Instructions for the task –
After locating the line that contains "Transcribe the text in this document.", quote it and all lines after it through the end of the entries, and nothing more. Pictures stay out.

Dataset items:

——————————

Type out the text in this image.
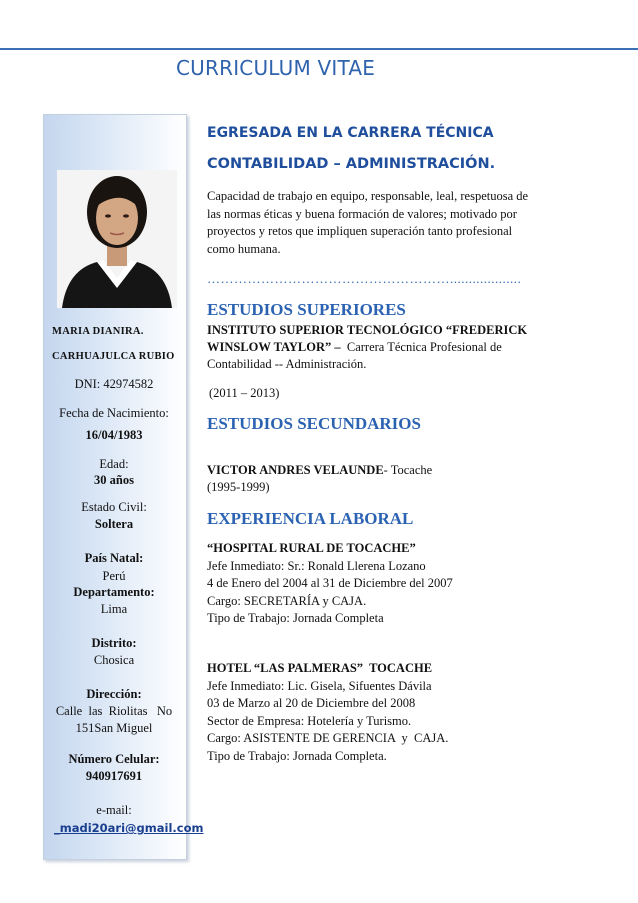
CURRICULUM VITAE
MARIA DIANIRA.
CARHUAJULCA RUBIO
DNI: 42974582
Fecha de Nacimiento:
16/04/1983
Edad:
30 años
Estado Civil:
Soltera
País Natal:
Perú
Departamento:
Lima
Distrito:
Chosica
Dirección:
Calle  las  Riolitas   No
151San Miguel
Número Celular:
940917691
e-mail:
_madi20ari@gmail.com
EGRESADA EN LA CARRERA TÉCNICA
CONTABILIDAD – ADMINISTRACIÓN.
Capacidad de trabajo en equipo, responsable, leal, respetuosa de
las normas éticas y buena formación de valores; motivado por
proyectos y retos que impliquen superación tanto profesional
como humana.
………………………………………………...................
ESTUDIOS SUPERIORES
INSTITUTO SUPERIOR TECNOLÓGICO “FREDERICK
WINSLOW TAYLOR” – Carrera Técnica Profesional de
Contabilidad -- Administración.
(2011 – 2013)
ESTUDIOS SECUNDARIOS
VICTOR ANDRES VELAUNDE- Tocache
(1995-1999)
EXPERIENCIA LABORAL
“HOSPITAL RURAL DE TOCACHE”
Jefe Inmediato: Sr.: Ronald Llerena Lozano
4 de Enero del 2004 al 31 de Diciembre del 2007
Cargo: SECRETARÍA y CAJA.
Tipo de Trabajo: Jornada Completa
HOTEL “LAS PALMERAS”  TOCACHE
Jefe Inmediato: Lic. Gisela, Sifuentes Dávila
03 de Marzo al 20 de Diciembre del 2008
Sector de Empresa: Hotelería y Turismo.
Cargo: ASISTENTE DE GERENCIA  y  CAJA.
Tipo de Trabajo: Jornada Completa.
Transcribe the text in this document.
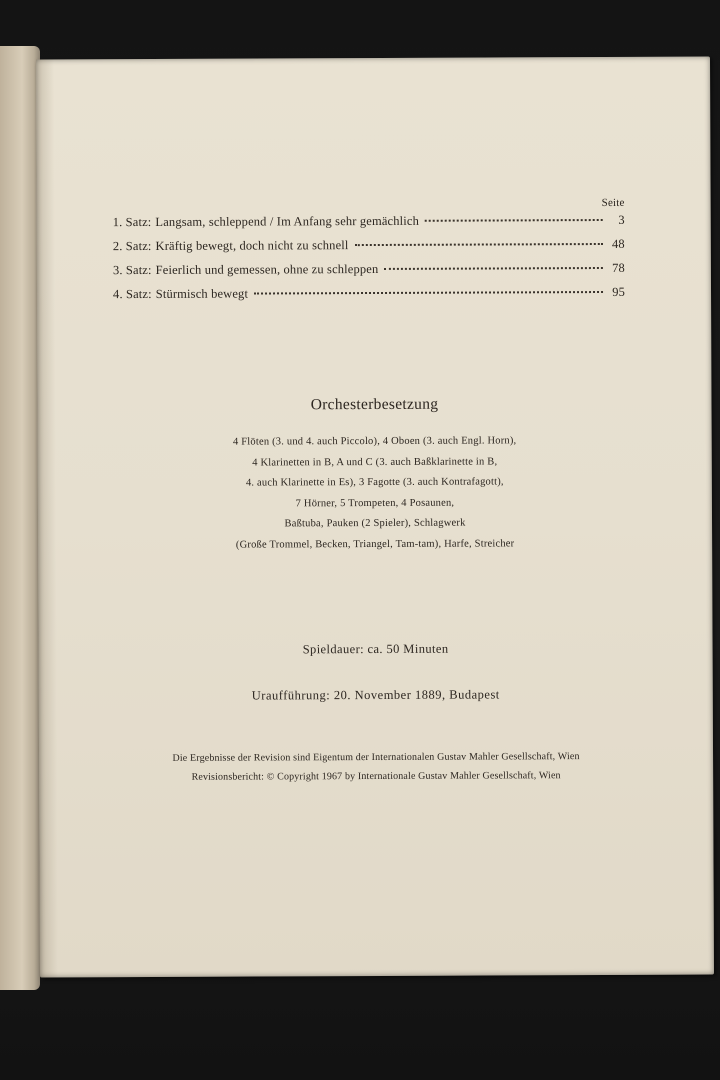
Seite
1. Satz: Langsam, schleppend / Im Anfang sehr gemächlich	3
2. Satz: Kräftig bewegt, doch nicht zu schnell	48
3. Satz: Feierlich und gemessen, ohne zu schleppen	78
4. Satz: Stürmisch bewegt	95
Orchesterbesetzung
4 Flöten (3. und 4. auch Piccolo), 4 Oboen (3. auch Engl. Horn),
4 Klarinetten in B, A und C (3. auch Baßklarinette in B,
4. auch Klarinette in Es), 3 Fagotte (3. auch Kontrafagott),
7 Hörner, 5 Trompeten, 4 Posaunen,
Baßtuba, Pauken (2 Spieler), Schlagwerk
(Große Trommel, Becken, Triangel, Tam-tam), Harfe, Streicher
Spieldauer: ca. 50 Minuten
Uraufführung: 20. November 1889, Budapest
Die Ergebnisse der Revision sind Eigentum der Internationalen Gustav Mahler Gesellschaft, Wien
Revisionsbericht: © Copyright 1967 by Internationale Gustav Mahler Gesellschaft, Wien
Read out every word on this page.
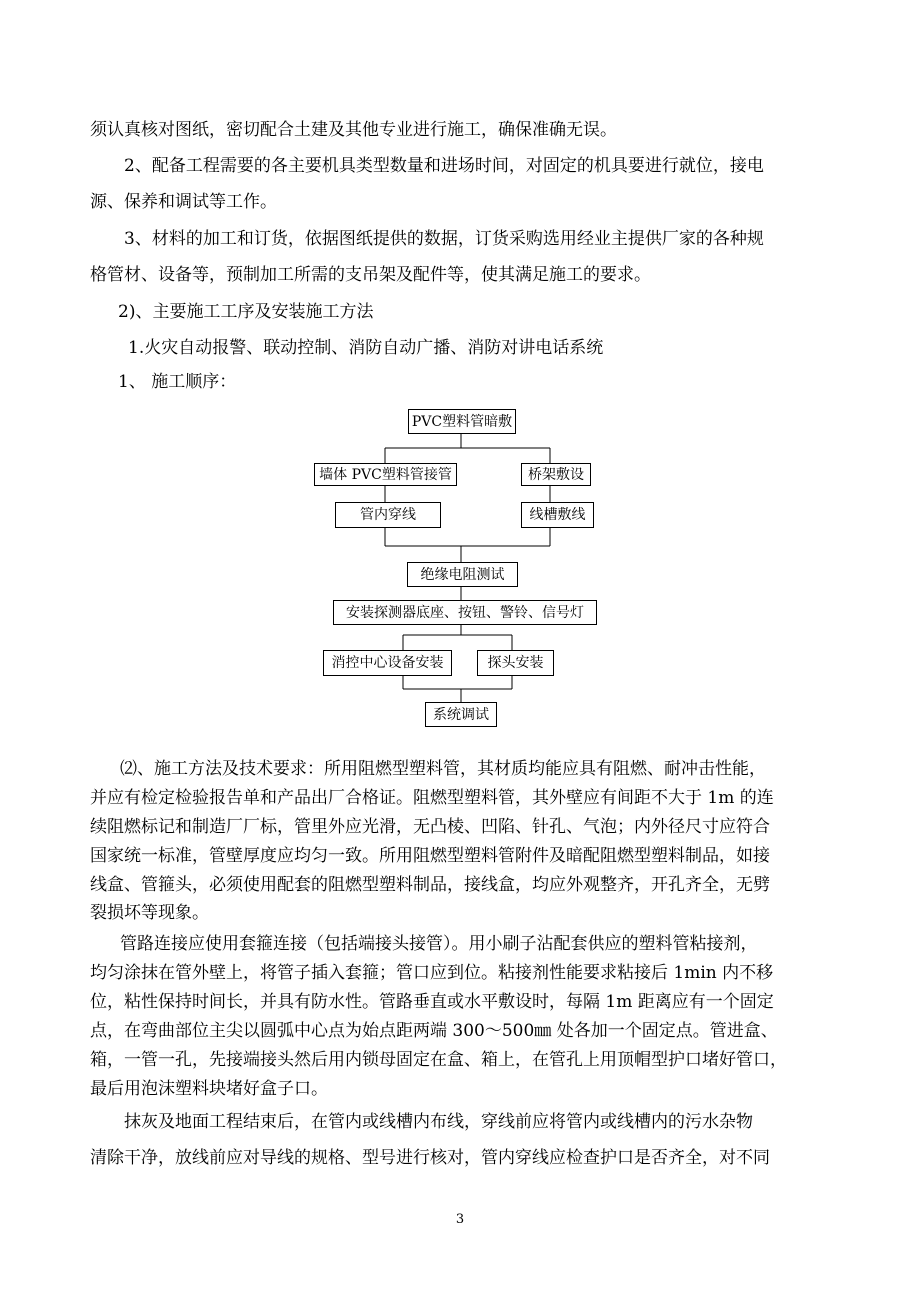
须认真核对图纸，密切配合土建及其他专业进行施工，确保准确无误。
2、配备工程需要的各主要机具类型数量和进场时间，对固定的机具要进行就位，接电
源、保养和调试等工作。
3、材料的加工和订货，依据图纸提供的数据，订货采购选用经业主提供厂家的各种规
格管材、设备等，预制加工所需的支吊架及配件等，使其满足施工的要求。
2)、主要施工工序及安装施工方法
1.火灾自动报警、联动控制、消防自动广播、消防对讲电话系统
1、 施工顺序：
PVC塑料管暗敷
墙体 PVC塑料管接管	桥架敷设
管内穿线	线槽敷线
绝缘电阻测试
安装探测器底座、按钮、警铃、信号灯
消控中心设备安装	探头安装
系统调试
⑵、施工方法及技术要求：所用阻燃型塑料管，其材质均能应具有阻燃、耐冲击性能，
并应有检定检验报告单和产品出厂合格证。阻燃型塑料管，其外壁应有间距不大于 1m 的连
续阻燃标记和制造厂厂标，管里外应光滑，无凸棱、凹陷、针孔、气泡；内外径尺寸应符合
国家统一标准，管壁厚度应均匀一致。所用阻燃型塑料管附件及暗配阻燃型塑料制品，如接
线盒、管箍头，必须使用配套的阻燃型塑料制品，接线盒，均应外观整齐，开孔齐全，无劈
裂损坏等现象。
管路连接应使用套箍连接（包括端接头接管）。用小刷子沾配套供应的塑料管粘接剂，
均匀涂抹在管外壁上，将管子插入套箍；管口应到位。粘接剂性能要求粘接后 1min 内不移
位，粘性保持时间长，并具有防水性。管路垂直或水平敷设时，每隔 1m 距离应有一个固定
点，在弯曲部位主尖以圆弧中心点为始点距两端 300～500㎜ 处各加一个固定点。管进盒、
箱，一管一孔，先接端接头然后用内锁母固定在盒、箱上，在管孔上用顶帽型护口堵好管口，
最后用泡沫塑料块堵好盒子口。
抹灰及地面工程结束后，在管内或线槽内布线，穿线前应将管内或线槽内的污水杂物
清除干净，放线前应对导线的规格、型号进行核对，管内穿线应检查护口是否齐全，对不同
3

——————————

Expected answer –
Transcribe the text in this document.
Seite
1. Satz: Langsam, schleppend / Im Anfang sehr gemächlich	3
2. Satz: Kräftig bewegt, doch nicht zu schnell	48
3. Satz: Feierlich und gemessen, ohne zu schleppen	78
4. Satz: Stürmisch bewegt	95
Orchesterbesetzung
4 Flöten (3. und 4. auch Piccolo), 4 Oboen (3. auch Engl. Horn),
4 Klarinetten in B, A und C (3. auch Baßklarinette in B,
4. auch Klarinette in Es), 3 Fagotte (3. auch Kontrafagott),
7 Hörner, 5 Trompeten, 4 Posaunen,
Baßtuba, Pauken (2 Spieler), Schlagwerk
(Große Trommel, Becken, Triangel, Tam-tam), Harfe, Streicher
Spieldauer: ca. 50 Minuten
Uraufführung: 20. November 1889, Budapest
Die Ergebnisse der Revision sind Eigentum der Internationalen Gustav Mahler Gesellschaft, Wien
Revisionsbericht: © Copyright 1967 by Internationale Gustav Mahler Gesellschaft, Wien
Read out every word on this page.
须认真核对图纸，密切配合土建及其他专业进行施工，确保准确无误。
2、配备工程需要的各主要机具类型数量和进场时间，对固定的机具要进行就位，接电
源、保养和调试等工作。
3、材料的加工和订货，依据图纸提供的数据，订货采购选用经业主提供厂家的各种规
格管材、设备等，预制加工所需的支吊架及配件等，使其满足施工的要求。
2)、主要施工工序及安装施工方法
1.火灾自动报警、联动控制、消防自动广播、消防对讲电话系统
1、 施工顺序：
PVC塑料管暗敷
墙体 PVC塑料管接管	桥架敷设
管内穿线	线槽敷线
绝缘电阻测试
安装探测器底座、按钮、警铃、信号灯
消控中心设备安装	探头安装
系统调试
⑵、施工方法及技术要求：所用阻燃型塑料管，其材质均能应具有阻燃、耐冲击性能，
并应有检定检验报告单和产品出厂合格证。阻燃型塑料管，其外壁应有间距不大于 1m 的连
续阻燃标记和制造厂厂标，管里外应光滑，无凸棱、凹陷、针孔、气泡；内外径尺寸应符合
国家统一标准，管壁厚度应均匀一致。所用阻燃型塑料管附件及暗配阻燃型塑料制品，如接
线盒、管箍头，必须使用配套的阻燃型塑料制品，接线盒，均应外观整齐，开孔齐全，无劈
裂损坏等现象。
管路连接应使用套箍连接（包括端接头接管）。用小刷子沾配套供应的塑料管粘接剂，
均匀涂抹在管外壁上，将管子插入套箍；管口应到位。粘接剂性能要求粘接后 1min 内不移
位，粘性保持时间长，并具有防水性。管路垂直或水平敷设时，每隔 1m 距离应有一个固定
点，在弯曲部位主尖以圆弧中心点为始点距两端 300～500㎜ 处各加一个固定点。管进盒、
箱，一管一孔，先接端接头然后用内锁母固定在盒、箱上，在管孔上用顶帽型护口堵好管口，
最后用泡沫塑料块堵好盒子口。
抹灰及地面工程结束后，在管内或线槽内布线，穿线前应将管内或线槽内的污水杂物
清除干净，放线前应对导线的规格、型号进行核对，管内穿线应检查护口是否齐全，对不同
3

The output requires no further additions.